AIM: Starting at the line with "Read out every word on this page.", return every line through the final one of the data, word for word. Pictures stay out.

-------- SUPPLIED DATA --------

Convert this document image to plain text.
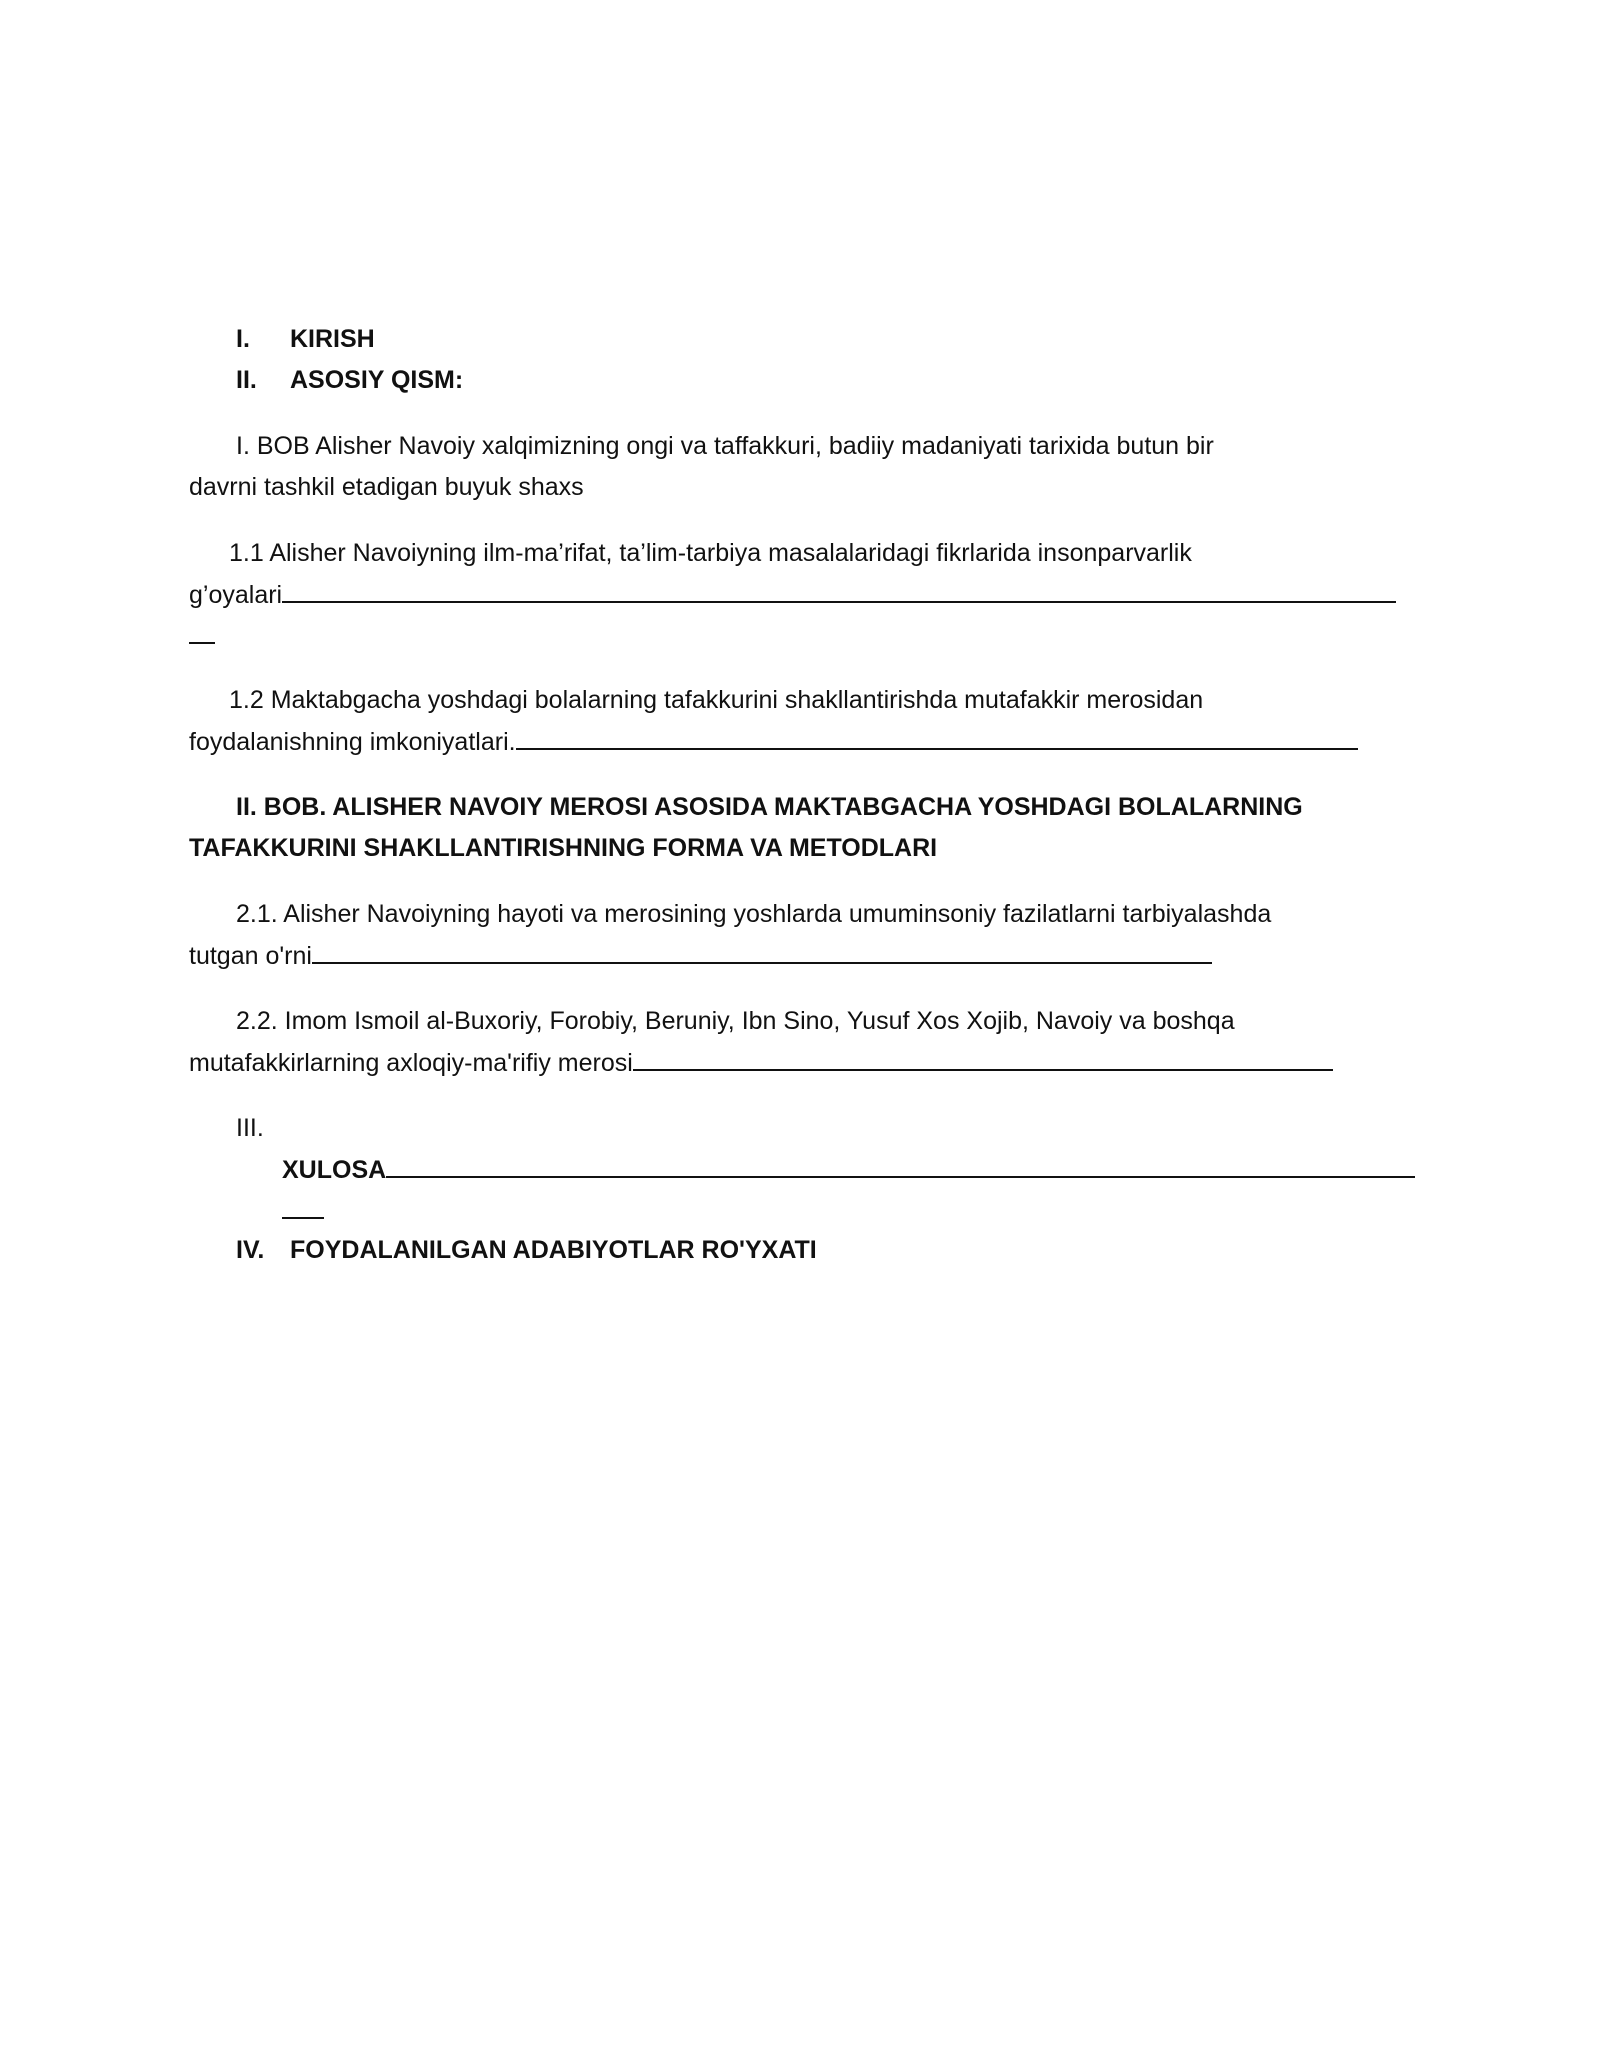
I. KIRISH
II. ASOSIY QISM:
I. BOB Alisher Navoiy xalqimizning ongi va taffakkuri, badiiy madaniyati tarixida butun bir
davrni tashkil etadigan buyuk shaxs
1.1 Alisher Navoiyning ilm-ma’rifat, ta’lim-tarbiya masalalaridagi fikrlarida insonparvarlik
g’oyalari
1.2 Maktabgacha yoshdagi bolalarning tafakkurini shakllantirishda mutafakkir merosidan
foydalanishning imkoniyatlari.
II. BOB. ALISHER NAVOIY MEROSI ASOSIDA MAKTABGACHA YOSHDAGI BOLALARNING
TAFAKKURINI SHAKLLANTIRISHNING FORMA VA METODLARI
2.1. Alisher Navoiyning hayoti va merosining yoshlarda umuminsoniy fazilatlarni tarbiyalashda
tutgan o'rni
2.2. Imom Ismoil al-Buxoriy, Forobiy, Beruniy, Ibn Sino, Yusuf Xos Xojib, Navoiy va boshqa
mutafakkirlarning axloqiy-ma'rifiy merosi
III.
XULOSA
IV. FOYDALANILGAN ADABIYOTLAR RO'YXATI
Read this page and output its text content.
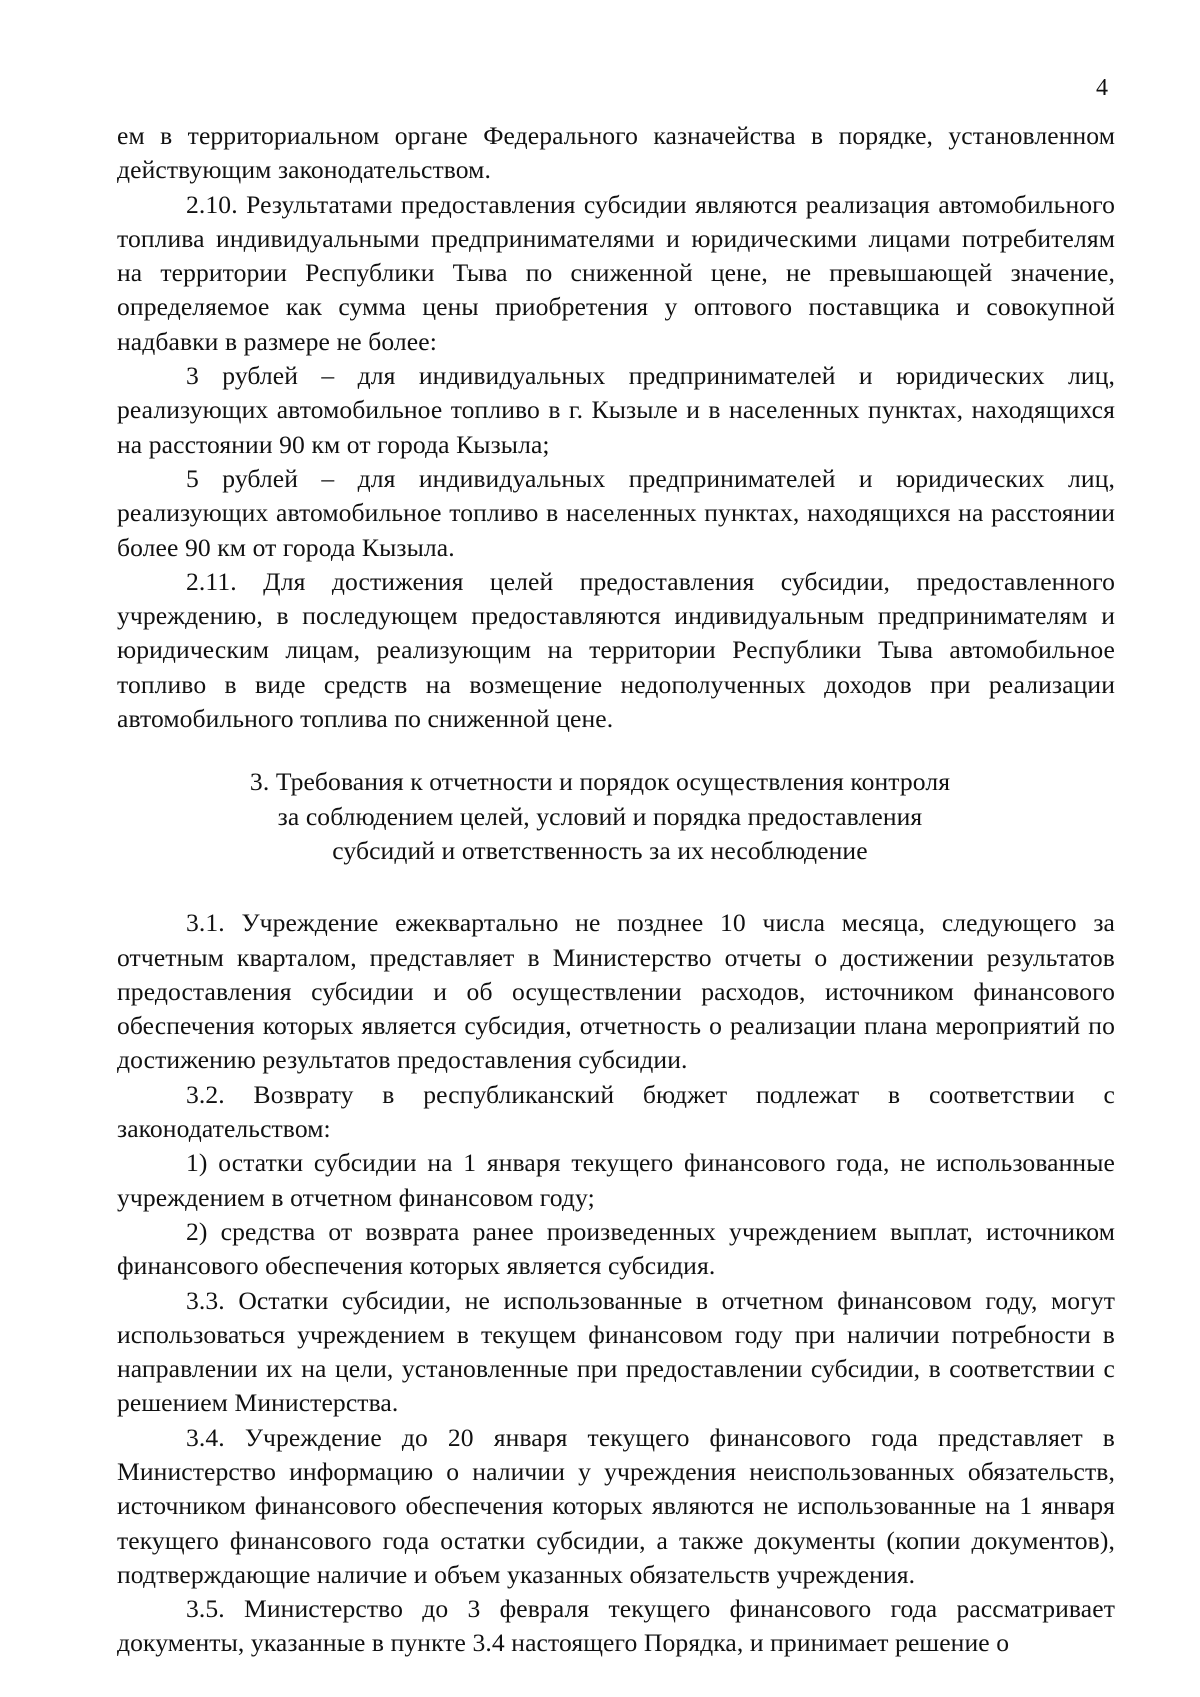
4

ем в территориальном органе Федерального казначейства в порядке, установленном действующим законодательством.

2.10. Результатами предоставления субсидии являются реализация автомобильного топлива индивидуальными предпринимателями и юридическими лицами потребителям на территории Республики Тыва по сниженной цене, не превышающей значение, определяемое как сумма цены приобретения у оптового поставщика и совокупной надбавки в размере не более:

3 рублей – для индивидуальных предпринимателей и юридических лиц, реализующих автомобильное топливо в г. Кызыле и в населенных пунктах, находящихся на расстоянии 90 км от города Кызыла;

5 рублей – для индивидуальных предпринимателей и юридических лиц, реализующих автомобильное топливо в населенных пунктах, находящихся на расстоянии более 90 км от города Кызыла.

2.11. Для достижения целей предоставления субсидии, предоставленного учреждению, в последующем предоставляются индивидуальным предпринимателям и юридическим лицам, реализующим на территории Республики Тыва автомобильное топливо в виде средств на возмещение недополученных доходов при реализации автомобильного топлива по сниженной цене.

3. Требования к отчетности и порядок осуществления контроля

за соблюдением целей, условий и порядка предоставления

субсидий и ответственность за их несоблюдение

3.1. Учреждение ежеквартально не позднее 10 числа месяца, следующего за отчетным кварталом, представляет в Министерство отчеты о достижении результатов предоставления субсидии и об осуществлении расходов, источником финансового обеспечения которых является субсидия, отчетность о реализации плана мероприятий по достижению результатов предоставления субсидии.

3.2. Возврату в республиканский бюджет подлежат в соответствии с законодательством:

1) остатки субсидии на 1 января текущего финансового года, не использованные учреждением в отчетном финансовом году;

2) средства от возврата ранее произведенных учреждением выплат, источником финансового обеспечения которых является субсидия.

3.3. Остатки субсидии, не использованные в отчетном финансовом году, могут использоваться учреждением в текущем финансовом году при наличии потребности в направлении их на цели, установленные при предоставлении субсидии, в соответствии с решением Министерства.

3.4. Учреждение до 20 января текущего финансового года представляет в Министерство информацию о наличии у учреждения неиспользованных обязательств, источником финансового обеспечения которых являются не использованные на 1 января текущего финансового года остатки субсидии, а также документы (копии документов), подтверждающие наличие и объем указанных обязательств учреждения.

3.5. Министерство до 3 февраля текущего финансового года рассматривает документы, указанные в пункте 3.4 настоящего Порядка, и принимает решение о
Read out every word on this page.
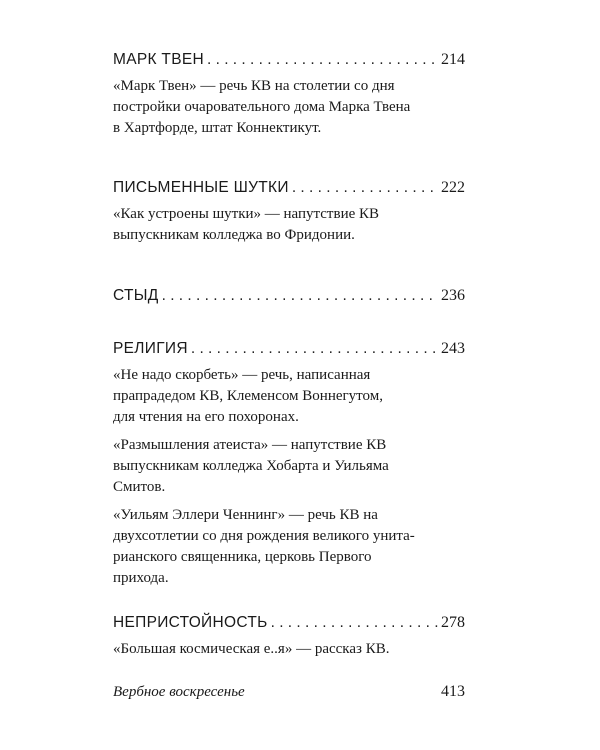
МАРК ТВЕН . . .	214
«Марк Твен» — речь КВ на столетии со дня
постройки очаровательного дома Марка Твена
в Хартфорде, штат Коннектикут.
ПИСЬМЕННЫЕ ШУТКИ . . .	222
«Как устроены шутки» — напутствие КВ
выпускникам колледжа во Фридонии.
СТЫД . . .	236
РЕЛИГИЯ . . .	243
«Не надо скорбеть» — речь, написанная
прапрадедом КВ, Клеменсом Воннегутом,
для чтения на его похоронах.
«Размышления атеиста» — напутствие КВ
выпускникам колледжа Хобарта и Уильяма
Смитов.
«Уильям Эллери Ченнинг» — речь КВ на
двухсотлетии со дня рождения великого унита-
рианского священника, церковь Первого
прихода.
НЕПРИСТОЙНОСТЬ . . .	278
«Большая космическая е..я» — рассказ КВ.
Вербное воскресенье	413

--------

WRITTEN SOLUTION:
Read out every word on this page.
МАРК ТВЕН . . .	214
«Марк Твен» — речь КВ на столетии со дня
постройки очаровательного дома Марка Твена
в Хартфорде, штат Коннектикут.
ПИСЬМЕННЫЕ ШУТКИ . . .	222
«Как устроены шутки» — напутствие КВ
выпускникам колледжа во Фридонии.
СТЫД . . .	236
РЕЛИГИЯ . . .	243
«Не надо скорбеть» — речь, написанная
прапрадедом КВ, Клеменсом Воннегутом,
для чтения на его похоронах.
«Размышления атеиста» — напутствие КВ
выпускникам колледжа Хобарта и Уильяма
Смитов.
«Уильям Эллери Ченнинг» — речь КВ на
двухсотлетии со дня рождения великого унита-
рианского священника, церковь Первого
прихода.
НЕПРИСТОЙНОСТЬ . . .	278
«Большая космическая е..я» — рассказ КВ.
Вербное воскресенье	413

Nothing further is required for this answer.